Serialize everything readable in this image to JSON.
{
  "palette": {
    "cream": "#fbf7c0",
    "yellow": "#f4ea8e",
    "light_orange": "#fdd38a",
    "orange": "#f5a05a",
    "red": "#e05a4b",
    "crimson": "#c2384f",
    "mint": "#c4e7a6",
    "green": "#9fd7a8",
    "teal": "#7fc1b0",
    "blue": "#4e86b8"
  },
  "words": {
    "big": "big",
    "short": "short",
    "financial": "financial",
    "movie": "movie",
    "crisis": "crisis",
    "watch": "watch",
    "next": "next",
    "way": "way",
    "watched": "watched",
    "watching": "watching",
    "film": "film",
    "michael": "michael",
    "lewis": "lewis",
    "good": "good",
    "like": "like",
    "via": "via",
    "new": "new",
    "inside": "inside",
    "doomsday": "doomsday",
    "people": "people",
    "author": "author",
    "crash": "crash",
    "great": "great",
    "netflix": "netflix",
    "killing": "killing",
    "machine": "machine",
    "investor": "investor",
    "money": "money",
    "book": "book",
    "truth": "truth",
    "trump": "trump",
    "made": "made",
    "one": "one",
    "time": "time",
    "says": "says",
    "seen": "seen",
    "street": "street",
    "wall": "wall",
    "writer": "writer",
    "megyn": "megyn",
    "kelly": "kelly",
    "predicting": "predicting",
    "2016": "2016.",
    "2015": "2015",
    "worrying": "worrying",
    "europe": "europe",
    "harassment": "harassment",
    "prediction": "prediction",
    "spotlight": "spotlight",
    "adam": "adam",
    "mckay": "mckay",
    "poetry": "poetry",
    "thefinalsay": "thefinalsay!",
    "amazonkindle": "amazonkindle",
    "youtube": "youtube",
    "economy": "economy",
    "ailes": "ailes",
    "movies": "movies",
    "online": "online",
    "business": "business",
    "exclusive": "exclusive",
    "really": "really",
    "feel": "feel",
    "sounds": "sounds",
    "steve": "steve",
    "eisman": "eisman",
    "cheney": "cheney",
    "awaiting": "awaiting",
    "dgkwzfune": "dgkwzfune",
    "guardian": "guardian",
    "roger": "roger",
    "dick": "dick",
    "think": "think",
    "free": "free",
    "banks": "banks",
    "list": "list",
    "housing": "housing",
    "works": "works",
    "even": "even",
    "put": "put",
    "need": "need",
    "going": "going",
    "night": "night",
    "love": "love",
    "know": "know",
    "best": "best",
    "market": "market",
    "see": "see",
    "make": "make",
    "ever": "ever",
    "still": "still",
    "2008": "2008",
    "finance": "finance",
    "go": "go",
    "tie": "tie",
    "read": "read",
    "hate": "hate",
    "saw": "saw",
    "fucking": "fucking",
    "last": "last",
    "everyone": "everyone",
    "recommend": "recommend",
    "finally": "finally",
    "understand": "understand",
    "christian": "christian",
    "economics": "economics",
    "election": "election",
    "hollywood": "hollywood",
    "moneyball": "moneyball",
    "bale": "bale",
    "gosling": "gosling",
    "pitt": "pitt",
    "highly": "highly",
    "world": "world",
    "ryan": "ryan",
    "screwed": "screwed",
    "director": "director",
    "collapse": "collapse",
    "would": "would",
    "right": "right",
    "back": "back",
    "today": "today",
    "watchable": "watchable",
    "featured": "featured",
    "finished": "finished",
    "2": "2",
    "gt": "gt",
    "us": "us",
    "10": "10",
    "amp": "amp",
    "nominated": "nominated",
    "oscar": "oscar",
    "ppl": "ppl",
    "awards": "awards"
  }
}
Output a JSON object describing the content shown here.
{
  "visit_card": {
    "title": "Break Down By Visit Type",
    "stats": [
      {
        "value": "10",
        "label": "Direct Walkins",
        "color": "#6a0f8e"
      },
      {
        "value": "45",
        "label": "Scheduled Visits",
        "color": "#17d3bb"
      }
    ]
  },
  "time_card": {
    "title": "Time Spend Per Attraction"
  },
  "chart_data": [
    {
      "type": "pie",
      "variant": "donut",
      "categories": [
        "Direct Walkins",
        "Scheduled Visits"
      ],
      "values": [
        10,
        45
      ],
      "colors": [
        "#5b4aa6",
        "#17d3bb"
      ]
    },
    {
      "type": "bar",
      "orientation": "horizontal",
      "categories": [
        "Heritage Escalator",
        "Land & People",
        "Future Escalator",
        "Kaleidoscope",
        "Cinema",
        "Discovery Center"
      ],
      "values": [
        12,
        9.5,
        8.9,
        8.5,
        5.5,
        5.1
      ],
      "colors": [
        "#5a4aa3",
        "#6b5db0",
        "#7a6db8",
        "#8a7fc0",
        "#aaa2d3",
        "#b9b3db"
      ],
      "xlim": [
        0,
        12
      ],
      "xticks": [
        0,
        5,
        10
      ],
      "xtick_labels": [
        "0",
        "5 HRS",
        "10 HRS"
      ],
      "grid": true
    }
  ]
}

### WHAT IS BEING ASKED
From the listing above, pick out every line containing "Escalator".

### RIGHT ANSWER
        "Heritage Escalator",
        "Future Escalator",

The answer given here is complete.